Aim of the task
Apart from the pictures, every part of the records below gets retyped exactly.

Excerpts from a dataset
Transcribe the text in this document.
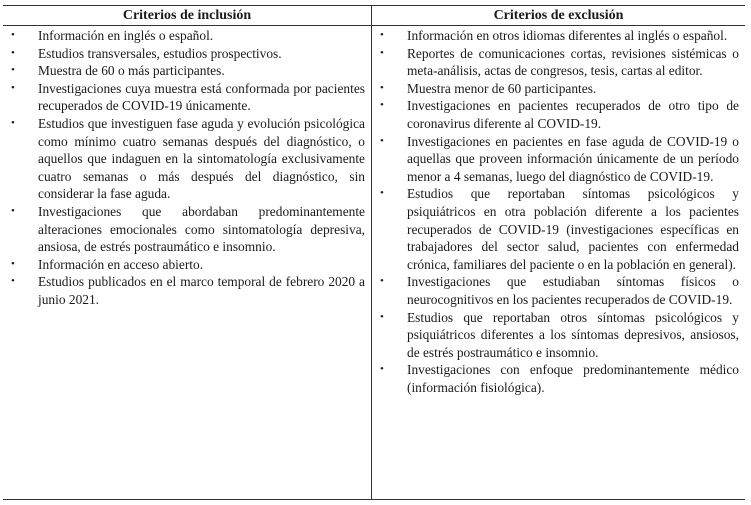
Criterios de inclusión	Criterios de exclusión
• Información en inglés o español.
• Estudios transversales, estudios prospectivos.
• Muestra de 60 o más participantes.
• Investigaciones cuya muestra está conformada por pacientes recuperados de COVID-19 únicamente.
• Estudios que investiguen fase aguda y evolución psicológica como mínimo cuatro semanas después del diagnóstico, o aquellos que indaguen en la sintomatología exclusivamente cuatro semanas o más después del diagnóstico, sin considerar la fase aguda.
• Investigaciones que abordaban predominantemente alteraciones emocionales como sintomatología depresiva, ansiosa, de estrés postraumático e insomnio.
• Información en acceso abierto.
• Estudios publicados en el marco temporal de febrero 2020 a junio 2021.
• Información en otros idiomas diferentes al inglés o español.
• Reportes de comunicaciones cortas, revisiones sistémicas o meta-análisis, actas de congresos, tesis, cartas al editor.
• Muestra menor de 60 participantes.
• Investigaciones en pacientes recuperados de otro tipo de coronavirus diferente al COVID-19.
• Investigaciones en pacientes en fase aguda de COVID-19 o aquellas que proveen información únicamente de un período menor a 4 semanas, luego del diagnóstico de COVID-19.
• Estudios que reportaban síntomas psicológicos y psiquiátricos en otra población diferente a los pacientes recuperados de COVID-19 (investigaciones específicas en trabajadores del sector salud, pacientes con enfermedad crónica, familiares del paciente o en la población en general).
• Investigaciones que estudiaban síntomas físicos o neurocognitivos en los pacientes recuperados de COVID-19.
• Estudios que reportaban otros síntomas psicológicos y psiquiátricos diferentes a los síntomas depresivos, ansiosos, de estrés postraumático e insomnio.
• Investigaciones con enfoque predominantemente médico (información fisiológica).
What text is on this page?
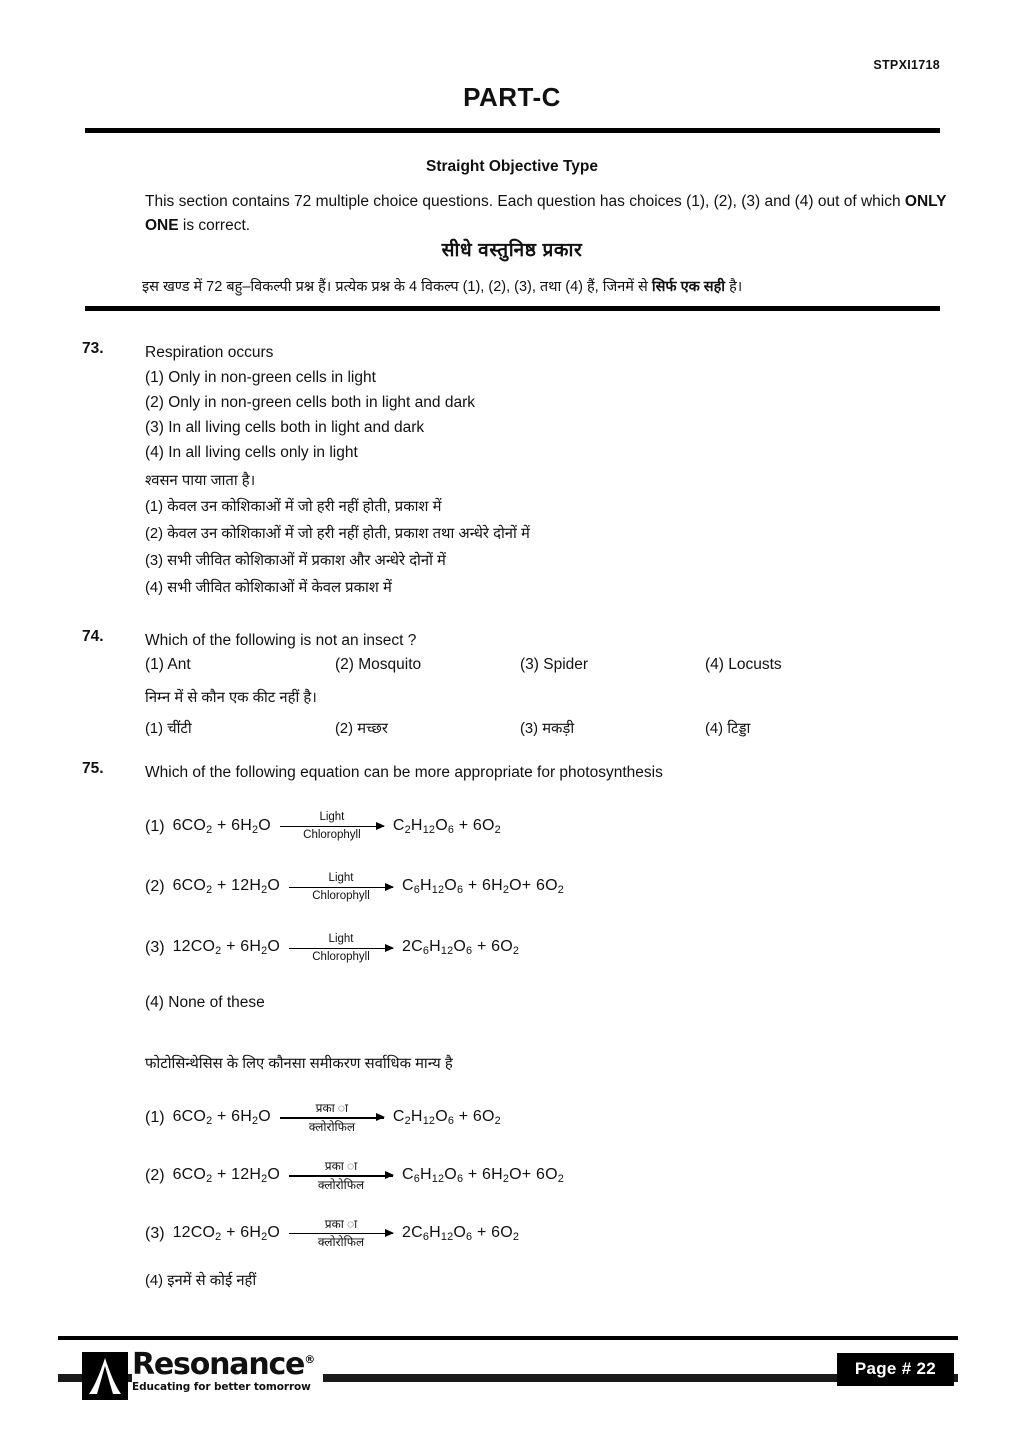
STPXI1718
PART-C
Straight Objective Type
This section contains 72 multiple choice questions. Each question has choices (1), (2), (3) and (4) out of which ONLY ONE is correct.
सीधे वस्तुनिष्ठ प्रकार
इस खण्ड में 72 बहु–विकल्पी प्रश्न हैं। प्रत्येक प्रश्न के 4 विकल्प (1), (2), (3), तथा (4) हैं, जिनमें से सिर्फ एक सही है।
73.	Respiration occurs
(1) Only in non-green cells in light
(2) Only in non-green cells both in light and dark
(3) In all living cells both in light and dark
(4) In all living cells only in light
श्वसन पाया जाता है।
(1) केवल उन कोशिकाओं में जो हरी नहीं होती, प्रकाश में
(2) केवल उन कोशिकाओं में जो हरी नहीं होती, प्रकाश तथा अन्धेरे दोनों में
(3) सभी जीवित कोशिकाओं में प्रकाश और अन्धेरे दोनों में
(4) सभी जीवित कोशिकाओं में केवल प्रकाश में
74.	Which of the following is not an insect ?
(1) Ant	(2) Mosquito	(3) Spider	(4) Locusts
निम्न में से कौन एक कीट नहीं है।
(1) चींटी	(2) मच्छर	(3) मकड़ी	(4) टिड्डा
75.	Which of the following equation can be more appropriate for photosynthesis
(1) $6CO_2 + 6H_2O$	Light
Chlorophyll
$C_2H_{12}O_6 + 6O_2$
(2) $6CO_2 + 12H_2O$	Light
Chlorophyll
$C_6H_{12}O_6 + 6H_2O+ 6O_2$
(3) $12CO_2 + 6H_2O$	Light
Chlorophyll
$2C_6H_{12}O_6 + 6O_2$
(4) None of these
फोटोसिन्थेसिस के लिए कौनसा समीकरण सर्वाधिक मान्य है
(1) $6CO_2 + 6H_2O$
प्रका ा
क्लोरोफिल
$C_2H_{12}O_6 + 6O_2$
(2) $6CO_2 + 12H_2O$
प्रका ा
क्लोरोफिल
$C_6H_{12}O_6 + 6H_2O+ 6O_2$
(3) $12CO_2 + 6H_2O$
प्रका ा
क्लोरोफिल
$2C_6H_{12}O_6 + 6O_2$
(4) इनमें से कोई नहीं
Resonance®
Educating for better tomorrow
Page # 22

Written answer
Transcribe the text in this document.
Criterios de inclusión	Criterios de exclusión
• Información en inglés o español.
• Estudios transversales, estudios prospectivos.
• Muestra de 60 o más participantes.
• Investigaciones cuya muestra está conformada por pacientes recuperados de COVID-19 únicamente.
• Estudios que investiguen fase aguda y evolución psicológica como mínimo cuatro semanas después del diagnóstico, o aquellos que indaguen en la sintomatología exclusivamente cuatro semanas o más después del diagnóstico, sin considerar la fase aguda.
• Investigaciones que abordaban predominantemente alteraciones emocionales como sintomatología depresiva, ansiosa, de estrés postraumático e insomnio.
• Información en acceso abierto.
• Estudios publicados en el marco temporal de febrero 2020 a junio 2021.
• Información en otros idiomas diferentes al inglés o español.
• Reportes de comunicaciones cortas, revisiones sistémicas o meta-análisis, actas de congresos, tesis, cartas al editor.
• Muestra menor de 60 participantes.
• Investigaciones en pacientes recuperados de otro tipo de coronavirus diferente al COVID-19.
• Investigaciones en pacientes en fase aguda de COVID-19 o aquellas que proveen información únicamente de un período menor a 4 semanas, luego del diagnóstico de COVID-19.
• Estudios que reportaban síntomas psicológicos y psiquiátricos en otra población diferente a los pacientes recuperados de COVID-19 (investigaciones específicas en trabajadores del sector salud, pacientes con enfermedad crónica, familiares del paciente o en la población en general).
• Investigaciones que estudiaban síntomas físicos o neurocognitivos en los pacientes recuperados de COVID-19.
• Estudios que reportaban otros síntomas psicológicos y psiquiátricos diferentes a los síntomas depresivos, ansiosos, de estrés postraumático e insomnio.
• Investigaciones con enfoque predominantemente médico (información fisiológica).
What text is on this page?
STPXI1718
PART-C
Straight Objective Type
This section contains 72 multiple choice questions. Each question has choices (1), (2), (3) and (4) out of which ONLY ONE is correct.
सीधे वस्तुनिष्ठ प्रकार
इस खण्ड में 72 बहु–विकल्पी प्रश्न हैं। प्रत्येक प्रश्न के 4 विकल्प (1), (2), (3), तथा (4) हैं, जिनमें से सिर्फ एक सही है।
73.	Respiration occurs
(1) Only in non-green cells in light
(2) Only in non-green cells both in light and dark
(3) In all living cells both in light and dark
(4) In all living cells only in light
श्वसन पाया जाता है।
(1) केवल उन कोशिकाओं में जो हरी नहीं होती, प्रकाश में
(2) केवल उन कोशिकाओं में जो हरी नहीं होती, प्रकाश तथा अन्धेरे दोनों में
(3) सभी जीवित कोशिकाओं में प्रकाश और अन्धेरे दोनों में
(4) सभी जीवित कोशिकाओं में केवल प्रकाश में
74.	Which of the following is not an insect ?
(1) Ant	(2) Mosquito	(3) Spider	(4) Locusts
निम्न में से कौन एक कीट नहीं है।
(1) चींटी	(2) मच्छर	(3) मकड़ी	(4) टिड्डा
75.	Which of the following equation can be more appropriate for photosynthesis
(1) $6CO_2 + 6H_2O$	Light
Chlorophyll
$C_2H_{12}O_6 + 6O_2$
(2) $6CO_2 + 12H_2O$	Light
Chlorophyll
$C_6H_{12}O_6 + 6H_2O+ 6O_2$
(3) $12CO_2 + 6H_2O$	Light
Chlorophyll
$2C_6H_{12}O_6 + 6O_2$
(4) None of these
फोटोसिन्थेसिस के लिए कौनसा समीकरण सर्वाधिक मान्य है
(1) $6CO_2 + 6H_2O$
प्रका ा
क्लोरोफिल
$C_2H_{12}O_6 + 6O_2$
(2) $6CO_2 + 12H_2O$
प्रका ा
क्लोरोफिल
$C_6H_{12}O_6 + 6H_2O+ 6O_2$
(3) $12CO_2 + 6H_2O$
प्रका ा
क्लोरोफिल
$2C_6H_{12}O_6 + 6O_2$
(4) इनमें से कोई नहीं
Resonance®
Educating for better tomorrow
Page # 22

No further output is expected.